[WRITTEN PROBLEM]: Look through the lines below and extract each one that contains "name".

[DATA ENTRIES]:

+ + + + +

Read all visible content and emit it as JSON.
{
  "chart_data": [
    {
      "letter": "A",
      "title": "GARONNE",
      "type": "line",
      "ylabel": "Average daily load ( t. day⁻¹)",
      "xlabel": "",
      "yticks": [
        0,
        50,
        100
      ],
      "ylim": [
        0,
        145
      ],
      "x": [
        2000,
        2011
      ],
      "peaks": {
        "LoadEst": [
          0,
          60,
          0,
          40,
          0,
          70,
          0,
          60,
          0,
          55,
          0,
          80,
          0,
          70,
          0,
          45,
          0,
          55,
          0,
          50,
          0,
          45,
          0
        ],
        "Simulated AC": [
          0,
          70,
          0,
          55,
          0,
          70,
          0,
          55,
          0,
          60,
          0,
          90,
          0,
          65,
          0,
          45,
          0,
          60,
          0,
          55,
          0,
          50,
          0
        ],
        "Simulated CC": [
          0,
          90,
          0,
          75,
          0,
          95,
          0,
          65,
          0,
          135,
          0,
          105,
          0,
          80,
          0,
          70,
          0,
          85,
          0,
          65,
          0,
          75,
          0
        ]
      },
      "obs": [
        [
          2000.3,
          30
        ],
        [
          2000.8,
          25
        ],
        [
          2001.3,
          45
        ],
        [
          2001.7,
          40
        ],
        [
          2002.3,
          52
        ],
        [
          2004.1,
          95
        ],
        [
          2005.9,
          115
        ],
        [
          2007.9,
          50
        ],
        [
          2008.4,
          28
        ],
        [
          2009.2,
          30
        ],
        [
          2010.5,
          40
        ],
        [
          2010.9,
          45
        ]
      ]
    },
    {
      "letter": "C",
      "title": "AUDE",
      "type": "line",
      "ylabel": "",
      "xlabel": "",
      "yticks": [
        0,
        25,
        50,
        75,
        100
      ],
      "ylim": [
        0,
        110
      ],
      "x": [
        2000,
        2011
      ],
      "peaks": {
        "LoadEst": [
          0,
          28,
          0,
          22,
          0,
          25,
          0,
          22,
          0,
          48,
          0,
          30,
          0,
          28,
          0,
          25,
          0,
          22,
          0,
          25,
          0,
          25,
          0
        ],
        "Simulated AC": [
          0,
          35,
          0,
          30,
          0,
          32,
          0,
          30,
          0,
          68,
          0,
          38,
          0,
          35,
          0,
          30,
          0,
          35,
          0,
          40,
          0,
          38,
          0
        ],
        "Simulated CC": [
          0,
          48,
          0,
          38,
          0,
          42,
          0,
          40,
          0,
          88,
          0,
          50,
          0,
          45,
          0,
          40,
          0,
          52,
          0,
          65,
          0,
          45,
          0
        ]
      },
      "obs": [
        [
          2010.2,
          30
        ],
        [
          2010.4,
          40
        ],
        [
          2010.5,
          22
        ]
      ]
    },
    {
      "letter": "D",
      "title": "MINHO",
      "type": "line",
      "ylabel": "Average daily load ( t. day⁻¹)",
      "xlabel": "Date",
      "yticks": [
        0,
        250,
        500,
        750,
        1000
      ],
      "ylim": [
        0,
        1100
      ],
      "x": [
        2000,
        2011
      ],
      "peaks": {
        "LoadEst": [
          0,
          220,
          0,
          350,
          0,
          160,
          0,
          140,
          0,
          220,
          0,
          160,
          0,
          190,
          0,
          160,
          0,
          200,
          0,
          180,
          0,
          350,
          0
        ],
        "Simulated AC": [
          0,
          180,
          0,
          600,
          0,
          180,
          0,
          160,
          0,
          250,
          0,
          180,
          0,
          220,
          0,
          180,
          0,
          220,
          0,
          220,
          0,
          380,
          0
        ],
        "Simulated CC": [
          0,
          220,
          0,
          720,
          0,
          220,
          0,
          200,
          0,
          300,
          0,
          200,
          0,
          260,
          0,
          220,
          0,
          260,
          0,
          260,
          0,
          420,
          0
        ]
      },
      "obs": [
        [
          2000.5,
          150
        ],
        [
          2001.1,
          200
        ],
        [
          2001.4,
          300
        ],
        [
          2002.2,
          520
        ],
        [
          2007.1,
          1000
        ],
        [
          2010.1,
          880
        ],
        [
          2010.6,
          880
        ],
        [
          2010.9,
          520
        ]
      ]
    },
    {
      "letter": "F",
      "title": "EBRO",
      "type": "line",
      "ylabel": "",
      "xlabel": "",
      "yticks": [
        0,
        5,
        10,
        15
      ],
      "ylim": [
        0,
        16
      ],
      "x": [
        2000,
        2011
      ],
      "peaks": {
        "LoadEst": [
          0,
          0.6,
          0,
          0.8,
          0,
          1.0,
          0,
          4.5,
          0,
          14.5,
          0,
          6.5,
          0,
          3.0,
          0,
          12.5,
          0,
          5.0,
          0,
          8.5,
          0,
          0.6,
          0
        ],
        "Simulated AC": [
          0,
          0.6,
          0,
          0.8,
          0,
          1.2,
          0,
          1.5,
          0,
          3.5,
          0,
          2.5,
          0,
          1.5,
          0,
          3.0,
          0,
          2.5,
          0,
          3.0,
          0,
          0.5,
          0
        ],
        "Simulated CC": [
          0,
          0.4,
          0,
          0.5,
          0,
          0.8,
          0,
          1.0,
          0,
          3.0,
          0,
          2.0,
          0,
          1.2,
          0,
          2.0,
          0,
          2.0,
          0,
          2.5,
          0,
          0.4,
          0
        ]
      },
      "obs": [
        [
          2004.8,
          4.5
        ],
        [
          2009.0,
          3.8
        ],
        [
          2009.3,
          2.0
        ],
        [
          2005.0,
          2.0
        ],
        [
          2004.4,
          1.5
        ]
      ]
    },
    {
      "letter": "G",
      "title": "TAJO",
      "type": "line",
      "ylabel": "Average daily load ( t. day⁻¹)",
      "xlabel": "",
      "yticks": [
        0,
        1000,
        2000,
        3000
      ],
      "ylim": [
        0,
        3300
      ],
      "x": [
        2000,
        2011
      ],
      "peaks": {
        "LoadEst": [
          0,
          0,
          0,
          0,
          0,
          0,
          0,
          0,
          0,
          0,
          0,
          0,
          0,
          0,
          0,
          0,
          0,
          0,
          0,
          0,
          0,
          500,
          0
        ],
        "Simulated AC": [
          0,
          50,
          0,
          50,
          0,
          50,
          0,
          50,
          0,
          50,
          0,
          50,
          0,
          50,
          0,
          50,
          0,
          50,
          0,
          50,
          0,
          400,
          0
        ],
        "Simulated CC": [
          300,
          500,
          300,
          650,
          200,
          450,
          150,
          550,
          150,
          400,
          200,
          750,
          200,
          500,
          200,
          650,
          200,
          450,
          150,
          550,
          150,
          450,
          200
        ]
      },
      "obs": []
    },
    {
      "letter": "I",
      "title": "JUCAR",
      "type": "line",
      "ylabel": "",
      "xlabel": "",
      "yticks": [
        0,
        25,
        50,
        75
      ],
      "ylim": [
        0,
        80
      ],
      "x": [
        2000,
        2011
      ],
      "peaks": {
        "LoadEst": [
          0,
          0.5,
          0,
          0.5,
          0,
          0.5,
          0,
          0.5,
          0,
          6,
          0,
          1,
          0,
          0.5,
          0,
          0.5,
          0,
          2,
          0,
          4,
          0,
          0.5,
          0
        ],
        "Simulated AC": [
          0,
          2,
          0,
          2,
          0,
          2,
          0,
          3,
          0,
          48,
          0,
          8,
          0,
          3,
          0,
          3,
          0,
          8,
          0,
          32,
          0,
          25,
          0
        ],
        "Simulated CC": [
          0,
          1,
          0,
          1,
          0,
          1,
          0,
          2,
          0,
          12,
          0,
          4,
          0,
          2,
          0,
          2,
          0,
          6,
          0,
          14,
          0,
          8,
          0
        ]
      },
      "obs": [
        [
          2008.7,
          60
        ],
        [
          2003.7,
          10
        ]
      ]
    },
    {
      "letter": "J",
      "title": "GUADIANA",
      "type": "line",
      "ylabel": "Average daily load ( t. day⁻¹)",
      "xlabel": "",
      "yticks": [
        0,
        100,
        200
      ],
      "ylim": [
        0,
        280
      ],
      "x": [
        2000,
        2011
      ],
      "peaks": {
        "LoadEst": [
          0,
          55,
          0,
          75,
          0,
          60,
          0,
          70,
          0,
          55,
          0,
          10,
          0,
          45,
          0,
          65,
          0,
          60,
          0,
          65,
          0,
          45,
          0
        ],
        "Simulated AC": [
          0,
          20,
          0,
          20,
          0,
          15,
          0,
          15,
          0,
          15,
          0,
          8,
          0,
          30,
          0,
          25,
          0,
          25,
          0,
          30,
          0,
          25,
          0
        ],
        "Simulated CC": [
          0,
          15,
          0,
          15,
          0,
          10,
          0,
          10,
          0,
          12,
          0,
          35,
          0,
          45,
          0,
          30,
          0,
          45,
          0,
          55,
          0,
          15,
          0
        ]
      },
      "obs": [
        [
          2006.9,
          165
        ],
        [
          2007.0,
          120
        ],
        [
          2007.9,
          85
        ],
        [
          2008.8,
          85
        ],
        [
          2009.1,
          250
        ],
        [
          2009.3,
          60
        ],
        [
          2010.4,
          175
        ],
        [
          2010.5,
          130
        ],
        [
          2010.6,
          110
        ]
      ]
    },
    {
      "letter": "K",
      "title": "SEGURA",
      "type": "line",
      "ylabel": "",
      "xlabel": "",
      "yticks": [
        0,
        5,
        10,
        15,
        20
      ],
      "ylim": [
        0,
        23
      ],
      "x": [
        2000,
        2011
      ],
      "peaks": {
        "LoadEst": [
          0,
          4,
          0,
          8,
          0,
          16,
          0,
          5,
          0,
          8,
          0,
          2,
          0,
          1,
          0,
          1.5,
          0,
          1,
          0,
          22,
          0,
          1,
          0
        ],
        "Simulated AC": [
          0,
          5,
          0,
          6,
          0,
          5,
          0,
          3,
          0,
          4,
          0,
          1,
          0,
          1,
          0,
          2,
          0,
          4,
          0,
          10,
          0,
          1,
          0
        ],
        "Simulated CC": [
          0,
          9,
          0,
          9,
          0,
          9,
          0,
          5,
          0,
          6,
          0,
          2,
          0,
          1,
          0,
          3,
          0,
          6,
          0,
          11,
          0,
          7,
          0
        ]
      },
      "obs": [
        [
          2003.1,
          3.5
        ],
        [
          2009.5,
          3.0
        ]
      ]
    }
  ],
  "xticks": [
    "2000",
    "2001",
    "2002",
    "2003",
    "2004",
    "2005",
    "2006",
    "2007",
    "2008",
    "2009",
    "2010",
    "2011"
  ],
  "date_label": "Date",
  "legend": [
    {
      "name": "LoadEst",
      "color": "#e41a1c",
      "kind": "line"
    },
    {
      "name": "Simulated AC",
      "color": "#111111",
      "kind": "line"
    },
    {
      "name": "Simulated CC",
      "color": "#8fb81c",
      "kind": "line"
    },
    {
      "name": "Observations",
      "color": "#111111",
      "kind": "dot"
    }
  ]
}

+ + + + +

[SOLUTION FOR THIS PROBLEM]:
      "name": "LoadEst",
      "name": "Simulated AC",
      "name": "Simulated CC",
      "name": "Observations",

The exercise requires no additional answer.